:: Your goal ::
Read the data below. Every line holding the string "maladie" must be copied.

Image records of document pages

━━━━

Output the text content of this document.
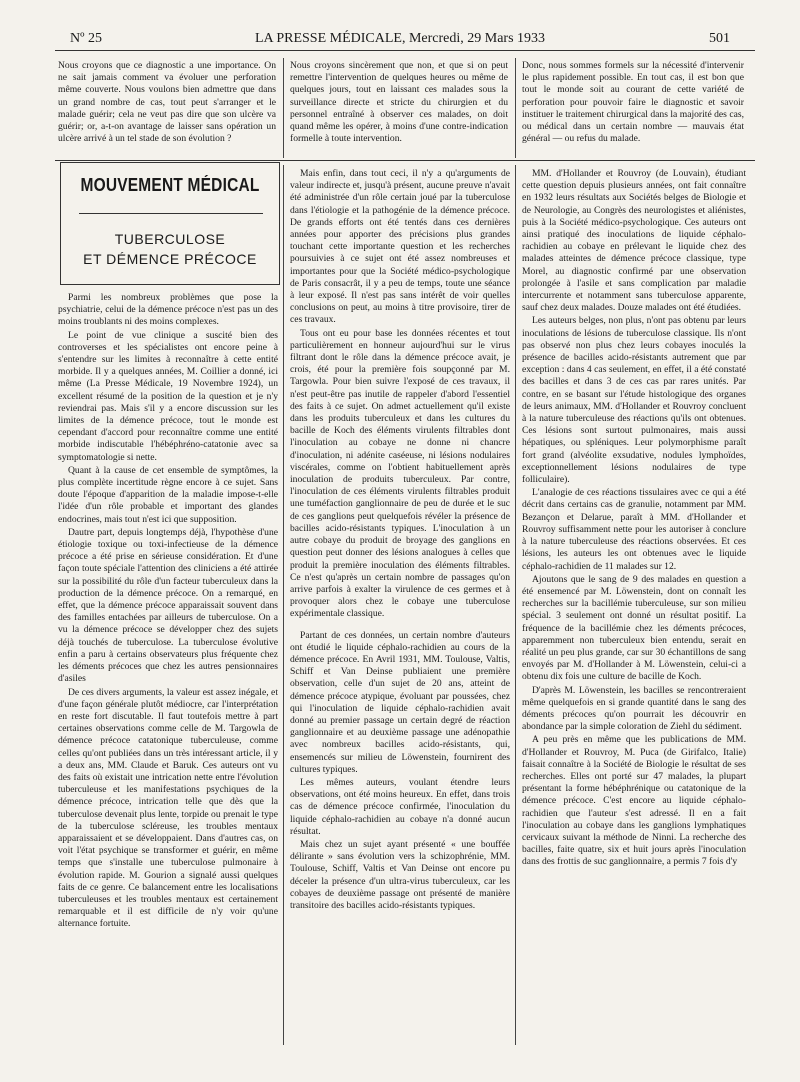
Nº 25	LA PRESSE MÉDICALE, Mercredi, 29 Mars 1933	501

Nous croyons que ce diagnostic a une importance. On ne sait jamais comment va évoluer une perforation même couverte. Nous voulons bien admettre que dans un grand nombre de cas, tout peut s'arranger et le malade guérir; cela ne veut pas dire que son ulcère va guérir; or, a-t-on avantage de laisser sans opération un ulcère arrivé à un tel stade de son évolution ?

Nous croyons sincèrement que non, et que si on peut remettre l'intervention de quelques heures ou même de quelques jours, tout en laissant ces malades sous la surveillance directe et stricte du chirurgien et du personnel entraîné à observer ces malades, on doit quand même les opérer, à moins d'une contre-indication formelle à toute intervention.

Donc, nous sommes formels sur la nécessité d'intervenir le plus rapidement possible. En tout cas, il est bon que tout le monde soit au courant de cette variété de perforation pour pouvoir faire le diagnostic et savoir instituer le traitement chirurgical dans la majorité des cas, ou médical dans un certain nombre — mauvais état général — ou refus du malade.

MOUVEMENT MÉDICAL
TUBERCULOSE
ET DÉMENCE PRÉCOCE

Parmi les nombreux problèmes que pose la psychiatrie, celui de la démence précoce n'est pas un des moins troublants ni des moins complexes.

Le point de vue clinique a suscité bien des controverses et les spécialistes ont encore peine à s'entendre sur les limites à reconnaître à cette entité morbide. Il y a quelques années, M. Coillier a donné, ici même (La Presse Médicale, 19 Novembre 1924), un excellent résumé de la position de la question et je n'y reviendrai pas. Mais s'il y a encore discussion sur les limites de la démence précoce, tout le monde est cependant d'accord pour reconnaître comme une entité morbide indiscutable l'hébéphréno-catatonie avec sa symptomatologie si nette.

Quant à la cause de cet ensemble de symptômes, la plus complète incertitude règne encore à ce sujet. Sans doute l'époque d'apparition de la maladie impose-t-elle l'idée d'un rôle probable et important des glandes endocrines, mais tout n'est ici que supposition.

Dautre part, depuis longtemps déjà, l'hypothèse d'une étiologie toxique ou toxi-infectieuse de la démence précoce a été prise en sérieuse considération. Et d'une façon toute spéciale l'attention des cliniciens a été attirée sur la possibilité du rôle d'un facteur tuberculeux dans la production de la démence précoce. On a remarqué, en effet, que la démence précoce apparaissait souvent dans des familles entachées par ailleurs de tuberculose. On a vu la démence précoce se développer chez des sujets déjà touchés de tuberculose. La tuberculose évolutive enfin a paru à certains observateurs plus fréquente chez les déments précoces que chez les autres pensionnaires d'asiles

De ces divers arguments, la valeur est assez inégale, et d'une façon générale plutôt médiocre, car l'interprétation en reste fort discutable. Il faut toutefois mettre à part certaines observations comme celle de M. Targowla de démence précoce catatonique tuberculeuse, comme celles qu'ont publiées dans un très intéressant article, il y a deux ans, MM. Claude et Baruk. Ces auteurs ont vu des faits où existait une intrication nette entre l'évolution tuberculeuse et les manifestations psychiques de la démence précoce, intrication telle que dès que la tuberculose devenait plus lente, torpide ou prenait le type de la tuberculose scléreuse, les troubles mentaux apparaissaient et se développaient. Dans d'autres cas, on voit l'état psychique se transformer et guérir, en même temps que s'installe une tuberculose pulmonaire à évolution rapide. M. Gourion a signalé aussi quelques faits de ce genre. Ce balancement entre les localisations tuberculeuses et les troubles mentaux est certainement remarquable et il est difficile de n'y voir qu'une alternance fortuite.

Mais enfin, dans tout ceci, il n'y a qu'arguments de valeur indirecte et, jusqu'à présent, aucune preuve n'avait été administrée d'un rôle certain joué par la tuberculose dans l'étiologie et la pathogénie de la démence précoce. De grands efforts ont été tentés dans ces dernières années pour apporter des précisions plus grandes touchant cette importante question et les recherches poursuivies à ce sujet ont été assez nombreuses et importantes pour que la Société médico-psychologique de Paris consacrât, il y a peu de temps, toute une séance à leur exposé. Il n'est pas sans intérêt de voir quelles conclusions on peut, au moins à titre provisoire, tirer de ces travaux.

Tous ont eu pour base les données récentes et tout particulièrement en honneur aujourd'hui sur le virus filtrant dont le rôle dans la démence précoce avait, je crois, été pour la première fois soupçonné par M. Targowla. Pour bien suivre l'exposé de ces travaux, il n'est peut-être pas inutile de rappeler d'abord l'essentiel des faits à ce sujet. On admet actuellement qu'il existe dans les produits tuberculeux et dans les cultures du bacille de Koch des éléments virulents filtrables dont l'inoculation au cobaye ne donne ni chancre d'inoculation, ni adénite caséeuse, ni lésions nodulaires viscérales, comme on l'obtient habituellement après inoculation de produits tuberculeux. Par contre, l'inoculation de ces éléments virulents filtrables produit une tuméfaction ganglionnaire de peu de durée et le suc de ces ganglions peut quelquefois révéler la présence de bacilles acido-résistants typiques. L'inoculation à un autre cobaye du produit de broyage des ganglions en question peut donner des lésions analogues à celles que produit la première inoculation des éléments filtrables. Ce n'est qu'après un certain nombre de passages qu'on arrive parfois à exalter la virulence de ces germes et à provoquer alors chez le cobaye une tuberculose expérimentale classique.

Partant de ces données, un certain nombre d'auteurs ont étudié le liquide céphalo-rachidien au cours de la démence précoce. En Avril 1931, MM. Toulouse, Valtis, Schiff et Van Deinse publiaient une première observation, celle d'un sujet de 20 ans, atteint de démence précoce atypique, évoluant par poussées, chez qui l'inoculation de liquide céphalo-rachidien avait donné au premier passage un certain degré de réaction ganglionnaire et au deuxième passage une adénopathie avec nombreux bacilles acido-résistants, qui, ensemencés sur milieu de Löwenstein, fournirent des cultures typiques.

Les mêmes auteurs, voulant étendre leurs observations, ont été moins heureux. En effet, dans trois cas de démence précoce confirmée, l'inoculation du liquide céphalo-rachidien au cobaye n'a donné aucun résultat.

Mais chez un sujet ayant présenté « une bouffée délirante » sans évolution vers la schizophrénie, MM. Toulouse, Schiff, Valtis et Van Deinse ont encore pu déceler la présence d'un ultra-virus tuberculeux, car les cobayes de deuxième passage ont présenté de manière transitoire des bacilles acido-résistants typiques.

MM. d'Hollander et Rouvroy (de Louvain), étudiant cette question depuis plusieurs années, ont fait connaître en 1932 leurs résultats aux Sociétés belges de Biologie et de Neurologie, au Congrès des neurologistes et aliénistes, puis à la Société médico-psychologique. Ces auteurs ont ainsi pratiqué des inoculations de liquide céphalo-rachidien au cobaye en prélevant le liquide chez des malades atteintes de démence précoce classique, type Morel, au diagnostic confirmé par une observation prolongée à l'asile et sans complication par maladie intercurrente et notamment sans tuberculose apparente, sauf chez deux malades. Douze malades ont été étudiées.

Les auteurs belges, non plus, n'ont pas obtenu par leurs inoculations de lésions de tuberculose classique. Ils n'ont pas observé non plus chez leurs cobayes inoculés la présence de bacilles acido-résistants autrement que par exception : dans 4 cas seulement, en effet, il a été constaté des bacilles et dans 3 de ces cas par rares unités. Par contre, en se basant sur l'étude histologique des organes de leurs animaux, MM. d'Hollander et Rouvroy concluent à la nature tuberculeuse des réactions qu'ils ont obtenues. Ces lésions sont surtout pulmonaires, mais aussi hépatiques, ou spléniques. Leur polymorphisme paraît fort grand (alvéolite exsudative, nodules lymphoïdes, exceptionnellement lésions nodulaires de type folliculaire).

L'analogie de ces réactions tissulaires avec ce qui a été décrit dans certains cas de granulie, notamment par MM. Bezançon et Delarue, paraît à MM. d'Hollander et Rouvroy suffisamment nette pour les autoriser à conclure à la nature tuberculeuse des réactions observées. Et ces lésions, les auteurs les ont obtenues avec le liquide céphalo-rachidien de 11 malades sur 12.

Ajoutons que le sang de 9 des malades en question a été ensemencé par M. Löwenstein, dont on connaît les recherches sur la bacillémie tuberculeuse, sur son milieu spécial. 3 seulement ont donné un résultat positif. La fréquence de la bacillémie chez les déments précoces, apparemment non tuberculeux bien entendu, serait en réalité un peu plus grande, car sur 30 échantillons de sang envoyés par M. d'Hollander à M. Löwenstein, celui-ci a obtenu dix fois une culture de bacille de Koch.

D'après M. Löwenstein, les bacilles se rencontreraient même quelquefois en si grande quantité dans le sang des déments précoces qu'on pourrait les découvrir en abondance par la simple coloration de Ziehl du sédiment.

A peu près en même que les publications de MM. d'Hollander et Rouvroy, M. Puca (de Girifalco, Italie) faisait connaître à la Société de Biologie le résultat de ses recherches. Elles ont porté sur 47 malades, la plupart présentant la forme hébéphrénique ou catatonique de la démence précoce. C'est encore au liquide céphalo-rachidien que l'auteur s'est adressé. Il en a fait l'inoculation au cobaye dans les ganglions lymphatiques cervicaux suivant la méthode de Ninni. La recherche des bacilles, faite quatre, six et huit jours après l'inoculation dans des frottis de suc ganglionnaire, a permis 7 fois d'y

━━━━

:: Result of the task ::
Quant à la cause de cet ensemble de symptômes, la plus complète incertitude règne encore à ce sujet. Sans doute l'époque d'apparition de la maladie impose-t-elle l'idée d'un rôle probable et important des glandes endocrines, mais tout n'est ici que supposition.
MM. d'Hollander et Rouvroy (de Louvain), étudiant cette question depuis plusieurs années, ont fait connaître en 1932 leurs résultats aux Sociétés belges de Biologie et de Neurologie, au Congrès des neurologistes et aliénistes, puis à la Société médico-psychologique. Ces auteurs ont ainsi pratiqué des inoculations de liquide céphalo-rachidien au cobaye en prélevant le liquide chez des malades atteintes de démence précoce classique, type Morel, au diagnostic confirmé par une observation prolongée à l'asile et sans complication par maladie intercurrente et notamment sans tuberculose apparente, sauf chez deux malades. Douze malades ont été étudiées.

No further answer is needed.